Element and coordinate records
§

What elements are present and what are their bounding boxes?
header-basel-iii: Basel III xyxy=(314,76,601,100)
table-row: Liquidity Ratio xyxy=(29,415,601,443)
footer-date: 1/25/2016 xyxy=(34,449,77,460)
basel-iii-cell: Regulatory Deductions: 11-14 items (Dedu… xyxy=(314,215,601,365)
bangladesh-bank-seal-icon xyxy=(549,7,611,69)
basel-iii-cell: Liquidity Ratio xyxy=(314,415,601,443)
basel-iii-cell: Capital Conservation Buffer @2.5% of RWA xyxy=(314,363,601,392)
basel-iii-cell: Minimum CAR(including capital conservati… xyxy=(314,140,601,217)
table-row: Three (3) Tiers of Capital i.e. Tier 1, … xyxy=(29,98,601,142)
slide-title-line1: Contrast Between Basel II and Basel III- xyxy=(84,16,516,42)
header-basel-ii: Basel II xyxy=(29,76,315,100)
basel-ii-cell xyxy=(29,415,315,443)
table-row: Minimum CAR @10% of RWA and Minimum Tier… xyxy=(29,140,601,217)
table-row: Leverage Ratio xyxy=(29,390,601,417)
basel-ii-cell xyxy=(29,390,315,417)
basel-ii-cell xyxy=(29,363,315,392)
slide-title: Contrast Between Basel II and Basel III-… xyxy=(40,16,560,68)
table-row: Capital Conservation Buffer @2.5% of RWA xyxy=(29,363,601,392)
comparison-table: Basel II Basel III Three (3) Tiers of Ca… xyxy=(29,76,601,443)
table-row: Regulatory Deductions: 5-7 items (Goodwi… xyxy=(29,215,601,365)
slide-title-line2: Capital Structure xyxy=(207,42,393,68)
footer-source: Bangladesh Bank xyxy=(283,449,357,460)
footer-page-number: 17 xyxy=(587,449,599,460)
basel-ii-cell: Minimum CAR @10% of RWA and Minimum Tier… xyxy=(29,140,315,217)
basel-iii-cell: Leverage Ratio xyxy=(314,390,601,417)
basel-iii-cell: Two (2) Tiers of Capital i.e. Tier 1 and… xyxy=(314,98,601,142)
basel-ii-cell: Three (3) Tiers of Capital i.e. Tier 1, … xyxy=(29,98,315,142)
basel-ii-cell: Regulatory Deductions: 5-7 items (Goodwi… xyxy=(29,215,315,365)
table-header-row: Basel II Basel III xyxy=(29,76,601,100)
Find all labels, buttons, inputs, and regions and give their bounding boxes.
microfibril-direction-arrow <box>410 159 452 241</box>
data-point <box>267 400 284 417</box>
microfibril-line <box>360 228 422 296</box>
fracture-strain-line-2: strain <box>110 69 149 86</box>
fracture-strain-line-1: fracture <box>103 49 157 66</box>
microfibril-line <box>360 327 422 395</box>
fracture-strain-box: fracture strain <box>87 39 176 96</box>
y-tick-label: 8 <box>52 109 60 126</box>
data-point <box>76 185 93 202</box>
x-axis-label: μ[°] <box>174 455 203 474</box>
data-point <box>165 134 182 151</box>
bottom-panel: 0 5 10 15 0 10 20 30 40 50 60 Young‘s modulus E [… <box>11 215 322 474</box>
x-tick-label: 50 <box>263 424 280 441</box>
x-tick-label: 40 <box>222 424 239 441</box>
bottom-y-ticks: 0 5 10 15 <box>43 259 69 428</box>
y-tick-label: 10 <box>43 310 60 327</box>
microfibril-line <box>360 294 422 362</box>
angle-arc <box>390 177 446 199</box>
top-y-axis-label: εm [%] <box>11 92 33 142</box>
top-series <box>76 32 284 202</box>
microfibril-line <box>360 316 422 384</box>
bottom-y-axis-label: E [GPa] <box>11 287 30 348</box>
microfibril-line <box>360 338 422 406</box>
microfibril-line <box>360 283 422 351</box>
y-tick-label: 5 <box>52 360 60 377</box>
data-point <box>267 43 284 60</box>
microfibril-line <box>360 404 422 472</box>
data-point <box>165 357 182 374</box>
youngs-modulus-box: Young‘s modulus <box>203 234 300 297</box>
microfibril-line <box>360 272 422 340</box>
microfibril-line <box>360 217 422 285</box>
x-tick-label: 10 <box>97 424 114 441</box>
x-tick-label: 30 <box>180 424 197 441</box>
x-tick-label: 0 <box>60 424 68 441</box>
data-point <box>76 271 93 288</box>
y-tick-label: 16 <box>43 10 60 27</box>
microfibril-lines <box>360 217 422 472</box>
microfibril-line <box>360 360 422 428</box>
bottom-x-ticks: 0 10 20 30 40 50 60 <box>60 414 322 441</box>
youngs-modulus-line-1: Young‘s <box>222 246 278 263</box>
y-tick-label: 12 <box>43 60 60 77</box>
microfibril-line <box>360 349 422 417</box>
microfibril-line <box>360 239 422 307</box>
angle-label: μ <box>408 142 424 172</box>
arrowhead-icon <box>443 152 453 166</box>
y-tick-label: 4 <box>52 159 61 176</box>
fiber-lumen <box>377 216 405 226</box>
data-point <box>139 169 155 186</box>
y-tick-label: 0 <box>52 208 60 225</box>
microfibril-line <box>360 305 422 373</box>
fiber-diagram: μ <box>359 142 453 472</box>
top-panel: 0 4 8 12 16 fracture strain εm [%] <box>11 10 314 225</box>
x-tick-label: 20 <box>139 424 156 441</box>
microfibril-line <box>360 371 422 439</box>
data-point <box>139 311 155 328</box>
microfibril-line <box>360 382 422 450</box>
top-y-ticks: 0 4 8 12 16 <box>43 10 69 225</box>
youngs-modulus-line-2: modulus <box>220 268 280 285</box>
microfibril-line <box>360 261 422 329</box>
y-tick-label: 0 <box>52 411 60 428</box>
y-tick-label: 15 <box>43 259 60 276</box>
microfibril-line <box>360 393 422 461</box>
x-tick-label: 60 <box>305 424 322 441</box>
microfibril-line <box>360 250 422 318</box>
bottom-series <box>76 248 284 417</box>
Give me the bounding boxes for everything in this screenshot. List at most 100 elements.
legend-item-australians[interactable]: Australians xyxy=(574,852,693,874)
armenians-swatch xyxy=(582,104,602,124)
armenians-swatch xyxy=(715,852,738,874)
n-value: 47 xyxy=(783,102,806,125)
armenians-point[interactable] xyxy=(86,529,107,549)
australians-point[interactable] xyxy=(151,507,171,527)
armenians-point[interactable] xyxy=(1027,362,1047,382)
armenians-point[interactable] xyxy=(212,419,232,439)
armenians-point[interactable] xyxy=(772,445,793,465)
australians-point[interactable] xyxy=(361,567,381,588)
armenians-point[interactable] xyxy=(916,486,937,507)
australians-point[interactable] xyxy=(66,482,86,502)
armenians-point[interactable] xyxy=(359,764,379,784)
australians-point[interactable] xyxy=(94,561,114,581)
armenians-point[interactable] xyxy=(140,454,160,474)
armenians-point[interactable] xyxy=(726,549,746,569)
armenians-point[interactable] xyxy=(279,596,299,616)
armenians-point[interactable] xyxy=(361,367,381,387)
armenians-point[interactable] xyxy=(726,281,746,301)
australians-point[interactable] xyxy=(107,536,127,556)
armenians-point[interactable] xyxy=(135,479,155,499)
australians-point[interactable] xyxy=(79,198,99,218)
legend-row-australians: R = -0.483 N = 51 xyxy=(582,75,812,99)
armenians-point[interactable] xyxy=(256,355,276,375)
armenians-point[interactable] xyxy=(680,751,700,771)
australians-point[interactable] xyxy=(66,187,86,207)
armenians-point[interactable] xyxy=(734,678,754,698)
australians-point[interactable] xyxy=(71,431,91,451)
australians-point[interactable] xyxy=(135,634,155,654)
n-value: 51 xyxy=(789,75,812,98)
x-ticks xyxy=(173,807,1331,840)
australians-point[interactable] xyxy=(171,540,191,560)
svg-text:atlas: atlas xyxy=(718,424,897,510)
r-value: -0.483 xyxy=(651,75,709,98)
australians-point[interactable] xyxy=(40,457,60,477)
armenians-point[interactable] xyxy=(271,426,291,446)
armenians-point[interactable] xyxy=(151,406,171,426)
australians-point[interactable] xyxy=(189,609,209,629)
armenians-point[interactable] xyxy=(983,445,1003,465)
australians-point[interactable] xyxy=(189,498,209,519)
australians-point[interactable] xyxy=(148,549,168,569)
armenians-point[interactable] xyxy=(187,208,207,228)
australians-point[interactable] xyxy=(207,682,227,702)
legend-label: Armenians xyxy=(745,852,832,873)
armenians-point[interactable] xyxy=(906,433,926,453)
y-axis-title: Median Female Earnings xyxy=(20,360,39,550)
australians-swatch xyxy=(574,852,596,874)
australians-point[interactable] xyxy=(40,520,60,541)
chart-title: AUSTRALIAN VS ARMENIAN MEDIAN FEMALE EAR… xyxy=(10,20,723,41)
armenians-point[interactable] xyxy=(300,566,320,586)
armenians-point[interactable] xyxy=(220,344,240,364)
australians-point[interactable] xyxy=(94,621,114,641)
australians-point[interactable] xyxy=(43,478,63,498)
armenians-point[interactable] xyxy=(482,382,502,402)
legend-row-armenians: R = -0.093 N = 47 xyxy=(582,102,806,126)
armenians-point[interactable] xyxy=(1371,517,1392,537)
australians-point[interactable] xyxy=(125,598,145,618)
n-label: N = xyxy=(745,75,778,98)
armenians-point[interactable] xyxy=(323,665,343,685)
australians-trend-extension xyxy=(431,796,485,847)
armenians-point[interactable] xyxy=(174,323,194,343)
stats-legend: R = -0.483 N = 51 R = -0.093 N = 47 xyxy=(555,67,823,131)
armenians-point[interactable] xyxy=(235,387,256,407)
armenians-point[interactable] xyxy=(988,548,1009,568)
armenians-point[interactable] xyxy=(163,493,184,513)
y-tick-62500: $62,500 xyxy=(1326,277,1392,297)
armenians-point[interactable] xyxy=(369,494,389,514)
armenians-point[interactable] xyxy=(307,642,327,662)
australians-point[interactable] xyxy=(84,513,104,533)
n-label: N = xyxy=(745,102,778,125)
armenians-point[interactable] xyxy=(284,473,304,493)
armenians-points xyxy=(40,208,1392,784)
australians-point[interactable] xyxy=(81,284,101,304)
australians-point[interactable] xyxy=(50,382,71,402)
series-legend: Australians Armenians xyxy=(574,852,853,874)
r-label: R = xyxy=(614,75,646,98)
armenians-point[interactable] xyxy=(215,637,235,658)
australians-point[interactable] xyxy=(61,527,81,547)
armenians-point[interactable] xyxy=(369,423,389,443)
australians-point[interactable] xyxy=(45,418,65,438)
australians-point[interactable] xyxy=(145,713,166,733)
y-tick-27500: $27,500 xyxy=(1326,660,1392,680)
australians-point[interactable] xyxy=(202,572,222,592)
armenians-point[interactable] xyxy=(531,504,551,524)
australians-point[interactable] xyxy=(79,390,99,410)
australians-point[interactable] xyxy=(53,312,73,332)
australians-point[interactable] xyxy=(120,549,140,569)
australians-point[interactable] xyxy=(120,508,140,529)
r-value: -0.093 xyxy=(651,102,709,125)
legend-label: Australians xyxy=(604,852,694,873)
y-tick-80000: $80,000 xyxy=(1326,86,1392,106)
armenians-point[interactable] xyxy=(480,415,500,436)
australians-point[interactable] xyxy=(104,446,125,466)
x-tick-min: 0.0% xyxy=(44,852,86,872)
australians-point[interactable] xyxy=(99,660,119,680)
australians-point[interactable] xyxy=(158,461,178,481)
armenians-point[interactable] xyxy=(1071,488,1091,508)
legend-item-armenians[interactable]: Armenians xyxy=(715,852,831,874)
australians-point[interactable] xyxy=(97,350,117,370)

§

■ Task brief ■
How many lines of the data above contain the string "Liquidity", matched case-sensitively? Reply with only the number.

■ Full output ■
2